> _Arbeitsauftrag_: Schreiben Sie aus den Einträgen die Zeilen unverändert ab, beginnend mit der Zeile, die „- calendar-event[interactable]: 8:30“ enthält, und endend mit der Zeile, die „- allday-row: all-day: [1, 132, 933, 152]“ enthält, jeweils einschließlich.
━━ Einträge
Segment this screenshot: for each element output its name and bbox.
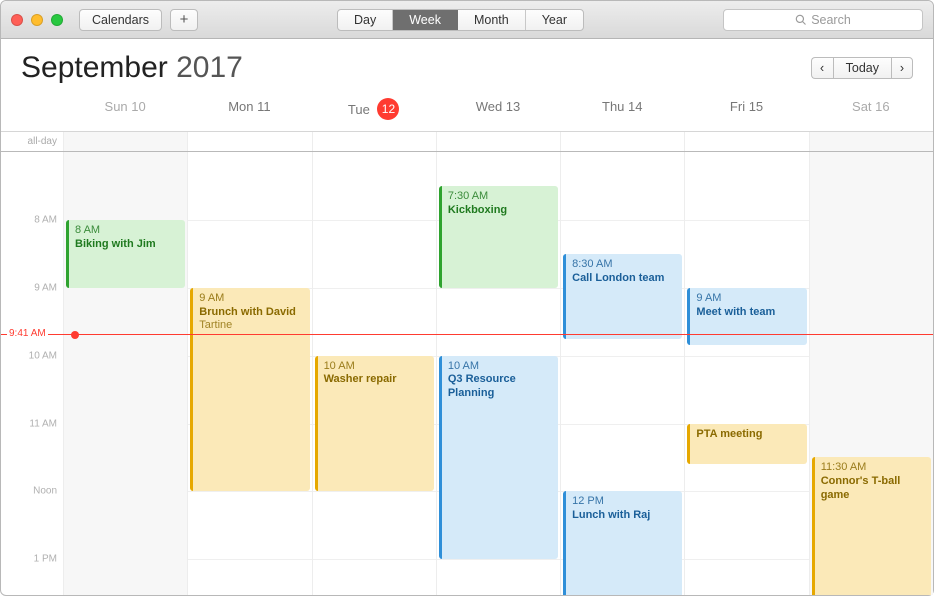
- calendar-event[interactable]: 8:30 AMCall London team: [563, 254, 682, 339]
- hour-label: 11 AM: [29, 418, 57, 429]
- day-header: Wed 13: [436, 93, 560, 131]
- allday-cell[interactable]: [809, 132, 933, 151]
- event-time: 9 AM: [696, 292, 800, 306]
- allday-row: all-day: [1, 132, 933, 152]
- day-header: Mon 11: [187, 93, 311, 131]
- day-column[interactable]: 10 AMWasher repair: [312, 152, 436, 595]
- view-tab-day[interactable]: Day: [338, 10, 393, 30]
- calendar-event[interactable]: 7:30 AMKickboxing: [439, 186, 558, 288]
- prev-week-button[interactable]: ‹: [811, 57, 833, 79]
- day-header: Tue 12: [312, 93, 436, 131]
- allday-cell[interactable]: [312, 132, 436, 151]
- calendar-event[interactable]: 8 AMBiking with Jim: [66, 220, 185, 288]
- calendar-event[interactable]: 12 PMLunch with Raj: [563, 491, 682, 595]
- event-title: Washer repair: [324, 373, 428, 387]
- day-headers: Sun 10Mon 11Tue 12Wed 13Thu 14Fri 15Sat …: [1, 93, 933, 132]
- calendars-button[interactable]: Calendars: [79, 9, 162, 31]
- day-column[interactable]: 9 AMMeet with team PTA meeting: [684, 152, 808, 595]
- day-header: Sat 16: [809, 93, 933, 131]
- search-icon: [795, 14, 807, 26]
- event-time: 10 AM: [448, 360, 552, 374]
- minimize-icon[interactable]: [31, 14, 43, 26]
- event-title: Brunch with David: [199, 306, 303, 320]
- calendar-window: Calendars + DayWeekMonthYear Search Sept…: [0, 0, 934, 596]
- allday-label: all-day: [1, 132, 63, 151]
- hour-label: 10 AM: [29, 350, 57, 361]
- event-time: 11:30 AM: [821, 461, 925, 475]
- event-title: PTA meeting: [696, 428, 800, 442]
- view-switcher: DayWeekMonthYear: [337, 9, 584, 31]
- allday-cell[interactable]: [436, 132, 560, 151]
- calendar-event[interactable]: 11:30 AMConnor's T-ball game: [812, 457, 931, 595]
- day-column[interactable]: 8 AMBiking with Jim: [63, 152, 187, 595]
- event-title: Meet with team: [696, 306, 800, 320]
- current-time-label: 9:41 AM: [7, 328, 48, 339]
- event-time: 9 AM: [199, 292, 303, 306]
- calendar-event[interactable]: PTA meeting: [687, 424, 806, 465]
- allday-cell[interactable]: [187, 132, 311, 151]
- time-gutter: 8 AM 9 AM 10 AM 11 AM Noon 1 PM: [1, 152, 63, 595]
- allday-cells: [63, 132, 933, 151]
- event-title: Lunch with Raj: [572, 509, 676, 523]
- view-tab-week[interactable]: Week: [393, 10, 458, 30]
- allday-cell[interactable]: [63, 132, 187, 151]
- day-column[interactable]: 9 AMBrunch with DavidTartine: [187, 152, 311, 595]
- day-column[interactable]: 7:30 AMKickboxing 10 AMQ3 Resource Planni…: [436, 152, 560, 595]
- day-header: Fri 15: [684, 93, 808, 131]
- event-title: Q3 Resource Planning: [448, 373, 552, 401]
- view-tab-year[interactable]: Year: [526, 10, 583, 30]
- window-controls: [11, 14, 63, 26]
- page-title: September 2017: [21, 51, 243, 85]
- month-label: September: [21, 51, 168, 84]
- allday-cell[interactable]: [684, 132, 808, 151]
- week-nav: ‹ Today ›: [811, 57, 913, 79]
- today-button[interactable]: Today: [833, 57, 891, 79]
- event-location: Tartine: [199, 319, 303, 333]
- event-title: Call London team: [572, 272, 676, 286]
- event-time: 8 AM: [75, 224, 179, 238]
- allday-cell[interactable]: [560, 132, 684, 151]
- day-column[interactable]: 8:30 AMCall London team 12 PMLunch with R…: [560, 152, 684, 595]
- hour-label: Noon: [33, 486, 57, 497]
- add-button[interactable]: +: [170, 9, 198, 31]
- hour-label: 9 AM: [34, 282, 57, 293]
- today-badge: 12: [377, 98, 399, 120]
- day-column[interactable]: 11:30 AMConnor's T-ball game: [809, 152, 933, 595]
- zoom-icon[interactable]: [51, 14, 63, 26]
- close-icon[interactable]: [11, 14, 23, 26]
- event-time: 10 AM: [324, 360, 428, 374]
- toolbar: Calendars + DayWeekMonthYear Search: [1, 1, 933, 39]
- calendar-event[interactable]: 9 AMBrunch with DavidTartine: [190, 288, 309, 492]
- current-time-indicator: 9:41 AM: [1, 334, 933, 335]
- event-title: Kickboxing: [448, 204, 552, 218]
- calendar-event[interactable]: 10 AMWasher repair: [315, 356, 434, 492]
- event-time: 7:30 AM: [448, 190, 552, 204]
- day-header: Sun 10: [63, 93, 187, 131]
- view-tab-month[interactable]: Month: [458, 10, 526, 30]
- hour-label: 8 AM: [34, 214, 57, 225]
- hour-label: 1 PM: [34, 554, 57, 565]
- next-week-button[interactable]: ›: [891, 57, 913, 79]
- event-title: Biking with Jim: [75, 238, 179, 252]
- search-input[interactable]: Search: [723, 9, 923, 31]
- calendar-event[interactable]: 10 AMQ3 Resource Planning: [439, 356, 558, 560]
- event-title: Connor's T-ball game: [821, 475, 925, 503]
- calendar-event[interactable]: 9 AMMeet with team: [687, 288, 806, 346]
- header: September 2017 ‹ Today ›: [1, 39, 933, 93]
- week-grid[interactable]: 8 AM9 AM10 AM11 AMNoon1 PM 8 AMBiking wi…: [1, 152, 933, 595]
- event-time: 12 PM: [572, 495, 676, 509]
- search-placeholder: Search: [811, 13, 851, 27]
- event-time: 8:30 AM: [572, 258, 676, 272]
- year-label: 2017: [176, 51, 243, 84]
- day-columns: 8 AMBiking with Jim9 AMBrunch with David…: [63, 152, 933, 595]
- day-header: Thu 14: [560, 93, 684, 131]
━━━━
> _Richtige Antwort_:
- calendar-event[interactable]: 8:30 AMCall London team: [563, 254, 682, 339]
- hour-label: 11 AM: [29, 418, 57, 429]
- day-header: Wed 13: [436, 93, 560, 131]
- allday-cell[interactable]: [809, 132, 933, 151]
- event-time: 9 AM: [696, 292, 800, 306]
- allday-row: all-day: [1, 132, 933, 152]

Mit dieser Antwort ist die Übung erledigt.